What to work on:
Every entry below must appear again, exactly as written.

Exercise input:
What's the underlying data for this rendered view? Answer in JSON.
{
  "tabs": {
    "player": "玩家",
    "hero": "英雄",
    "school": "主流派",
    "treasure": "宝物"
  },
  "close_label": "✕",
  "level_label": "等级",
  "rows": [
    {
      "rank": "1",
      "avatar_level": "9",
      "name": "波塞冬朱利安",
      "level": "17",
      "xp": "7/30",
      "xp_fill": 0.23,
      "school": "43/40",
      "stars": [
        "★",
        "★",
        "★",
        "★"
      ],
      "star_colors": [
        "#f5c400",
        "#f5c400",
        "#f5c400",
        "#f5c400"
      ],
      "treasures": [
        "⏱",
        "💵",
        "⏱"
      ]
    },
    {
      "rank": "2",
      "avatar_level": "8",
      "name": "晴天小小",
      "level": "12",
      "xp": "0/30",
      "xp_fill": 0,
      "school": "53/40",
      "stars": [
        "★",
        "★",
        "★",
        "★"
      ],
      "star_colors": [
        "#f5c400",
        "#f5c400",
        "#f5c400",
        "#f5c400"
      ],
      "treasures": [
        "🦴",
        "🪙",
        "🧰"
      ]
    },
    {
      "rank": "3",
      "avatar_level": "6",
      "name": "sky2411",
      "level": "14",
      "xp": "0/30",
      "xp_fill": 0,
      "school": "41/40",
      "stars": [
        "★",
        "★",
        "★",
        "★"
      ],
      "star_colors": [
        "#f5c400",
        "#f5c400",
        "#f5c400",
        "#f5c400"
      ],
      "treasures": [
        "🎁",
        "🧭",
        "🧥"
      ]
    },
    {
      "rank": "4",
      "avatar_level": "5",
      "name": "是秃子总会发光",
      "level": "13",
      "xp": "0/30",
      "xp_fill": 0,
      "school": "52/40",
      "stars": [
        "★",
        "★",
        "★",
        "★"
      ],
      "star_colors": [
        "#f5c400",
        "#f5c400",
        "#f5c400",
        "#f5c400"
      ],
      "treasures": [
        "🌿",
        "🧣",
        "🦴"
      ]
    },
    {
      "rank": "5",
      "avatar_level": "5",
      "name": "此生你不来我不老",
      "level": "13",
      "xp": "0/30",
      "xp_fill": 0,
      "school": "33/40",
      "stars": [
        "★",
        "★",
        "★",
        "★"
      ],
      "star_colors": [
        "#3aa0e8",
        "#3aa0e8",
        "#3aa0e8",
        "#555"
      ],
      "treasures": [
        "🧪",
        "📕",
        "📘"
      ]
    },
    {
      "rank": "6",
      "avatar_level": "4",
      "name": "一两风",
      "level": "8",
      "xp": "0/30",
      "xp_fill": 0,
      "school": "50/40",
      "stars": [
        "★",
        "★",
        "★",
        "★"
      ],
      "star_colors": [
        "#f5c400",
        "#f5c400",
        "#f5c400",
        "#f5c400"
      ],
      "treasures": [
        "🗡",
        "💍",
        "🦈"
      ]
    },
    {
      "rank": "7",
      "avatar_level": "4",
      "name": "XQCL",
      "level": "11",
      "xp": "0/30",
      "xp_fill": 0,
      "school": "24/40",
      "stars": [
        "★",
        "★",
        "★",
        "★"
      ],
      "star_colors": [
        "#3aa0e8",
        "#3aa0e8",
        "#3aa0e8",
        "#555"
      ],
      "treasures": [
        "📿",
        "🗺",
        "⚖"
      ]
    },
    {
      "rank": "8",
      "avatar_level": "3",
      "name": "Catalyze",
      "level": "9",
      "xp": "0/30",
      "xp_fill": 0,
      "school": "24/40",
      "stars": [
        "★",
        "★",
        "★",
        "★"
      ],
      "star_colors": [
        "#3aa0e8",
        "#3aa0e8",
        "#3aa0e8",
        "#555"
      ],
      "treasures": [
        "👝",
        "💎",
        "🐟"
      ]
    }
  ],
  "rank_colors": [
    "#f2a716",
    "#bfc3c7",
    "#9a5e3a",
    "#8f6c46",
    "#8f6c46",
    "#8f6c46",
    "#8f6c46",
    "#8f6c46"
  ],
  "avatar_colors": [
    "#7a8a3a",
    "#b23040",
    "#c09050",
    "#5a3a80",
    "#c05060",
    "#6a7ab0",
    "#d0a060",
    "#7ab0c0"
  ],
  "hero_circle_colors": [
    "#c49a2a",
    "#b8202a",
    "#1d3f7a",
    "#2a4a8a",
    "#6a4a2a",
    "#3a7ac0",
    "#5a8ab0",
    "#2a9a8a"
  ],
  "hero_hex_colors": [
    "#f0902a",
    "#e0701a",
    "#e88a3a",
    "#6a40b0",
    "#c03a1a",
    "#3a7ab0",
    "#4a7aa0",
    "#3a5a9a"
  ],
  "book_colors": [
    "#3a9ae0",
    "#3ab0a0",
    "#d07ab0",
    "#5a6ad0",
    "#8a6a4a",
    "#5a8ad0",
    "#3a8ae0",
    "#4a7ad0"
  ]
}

The response:
What's the underlying data for this rendered view? Answer in JSON.
{
  "tabs": {
    "player": "玩家",
    "hero": "英雄",
    "school": "主流派",
    "treasure": "宝物"
  },
  "close_label": "✕",
  "level_label": "等级",
  "rows": [
    {
      "rank": "1",
      "avatar_level": "9",
      "name": "波塞冬朱利安",
      "level": "17",
      "xp": "7/30",
      "xp_fill": 0.23,
      "school": "43/40",
      "stars": [
        "★",
        "★",
        "★",
        "★"
      ],
      "star_colors": [
        "#f5c400",
        "#f5c400",
        "#f5c400",
        "#f5c400"
      ],
      "treasures": [
        "⏱",
        "💵",
        "⏱"
      ]
    },
    {
      "rank": "2",
      "avatar_level": "8",
      "name": "晴天小小",
      "level": "12",
      "xp": "0/30",
      "xp_fill": 0,
      "school": "53/40",
      "stars": [
        "★",
        "★",
        "★",
        "★"
      ],
      "star_colors": [
        "#f5c400",
        "#f5c400",
        "#f5c400",
        "#f5c400"
      ],
      "treasures": [
        "🦴",
        "🪙",
        "🧰"
      ]
    },
    {
      "rank": "3",
      "avatar_level": "6",
      "name": "sky2411",
      "level": "14",
      "xp": "0/30",
      "xp_fill": 0,
      "school": "41/40",
      "stars": [
        "★",
        "★",
        "★",
        "★"
      ],
      "star_colors": [
        "#f5c400",
        "#f5c400",
        "#f5c400",
        "#f5c400"
      ],
      "treasures": [
        "🎁",
        "🧭",
        "🧥"
      ]
    },
    {
      "rank": "4",
      "avatar_level": "5",
      "name": "是秃子总会发光",
      "level": "13",
      "xp": "0/30",
      "xp_fill": 0,
      "school": "52/40",
      "stars": [
        "★",
        "★",
        "★",
        "★"
      ],
      "star_colors": [
        "#f5c400",
        "#f5c400",
        "#f5c400",
        "#f5c400"
      ],
      "treasures": [
        "🌿",
        "🧣",
        "🦴"
      ]
    },
    {
      "rank": "5",
      "avatar_level": "5",
      "name": "此生你不来我不老",
      "level": "13",
      "xp": "0/30",
      "xp_fill": 0,
      "school": "33/40",
      "stars": [
        "★",
        "★",
        "★",
        "★"
      ],
      "star_colors": [
        "#3aa0e8",
        "#3aa0e8",
        "#3aa0e8",
        "#555"
      ],
      "treasures": [
        "🧪",
        "📕",
        "📘"
      ]
    },
    {
      "rank": "6",
      "avatar_level": "4",
      "name": "一两风",
      "level": "8",
      "xp": "0/30",
      "xp_fill": 0,
      "school": "50/40",
      "stars": [
        "★",
        "★",
        "★",
        "★"
      ],
      "star_colors": [
        "#f5c400",
        "#f5c400",
        "#f5c400",
        "#f5c400"
      ],
      "treasures": [
        "🗡",
        "💍",
        "🦈"
      ]
    },
    {
      "rank": "7",
      "avatar_level": "4",
      "name": "XQCL",
      "level": "11",
      "xp": "0/30",
      "xp_fill": 0,
      "school": "24/40",
      "stars": [
        "★",
        "★",
        "★",
        "★"
      ],
      "star_colors": [
        "#3aa0e8",
        "#3aa0e8",
        "#3aa0e8",
        "#555"
      ],
      "treasures": [
        "📿",
        "🗺",
        "⚖"
      ]
    },
    {
      "rank": "8",
      "avatar_level": "3",
      "name": "Catalyze",
      "level": "9",
      "xp": "0/30",
      "xp_fill": 0,
      "school": "24/40",
      "stars": [
        "★",
        "★",
        "★",
        "★"
      ],
      "star_colors": [
        "#3aa0e8",
        "#3aa0e8",
        "#3aa0e8",
        "#555"
      ],
      "treasures": [
        "👝",
        "💎",
        "🐟"
      ]
    }
  ],
  "rank_colors": [
    "#f2a716",
    "#bfc3c7",
    "#9a5e3a",
    "#8f6c46",
    "#8f6c46",
    "#8f6c46",
    "#8f6c46",
    "#8f6c46"
  ],
  "avatar_colors": [
    "#7a8a3a",
    "#b23040",
    "#c09050",
    "#5a3a80",
    "#c05060",
    "#6a7ab0",
    "#d0a060",
    "#7ab0c0"
  ],
  "hero_circle_colors": [
    "#c49a2a",
    "#b8202a",
    "#1d3f7a",
    "#2a4a8a",
    "#6a4a2a",
    "#3a7ac0",
    "#5a8ab0",
    "#2a9a8a"
  ],
  "hero_hex_colors": [
    "#f0902a",
    "#e0701a",
    "#e88a3a",
    "#6a40b0",
    "#c03a1a",
    "#3a7ab0",
    "#4a7aa0",
    "#3a5a9a"
  ],
  "book_colors": [
    "#3a9ae0",
    "#3ab0a0",
    "#d07ab0",
    "#5a6ad0",
    "#8a6a4a",
    "#5a8ad0",
    "#3a8ae0",
    "#4a7ad0"
  ]
}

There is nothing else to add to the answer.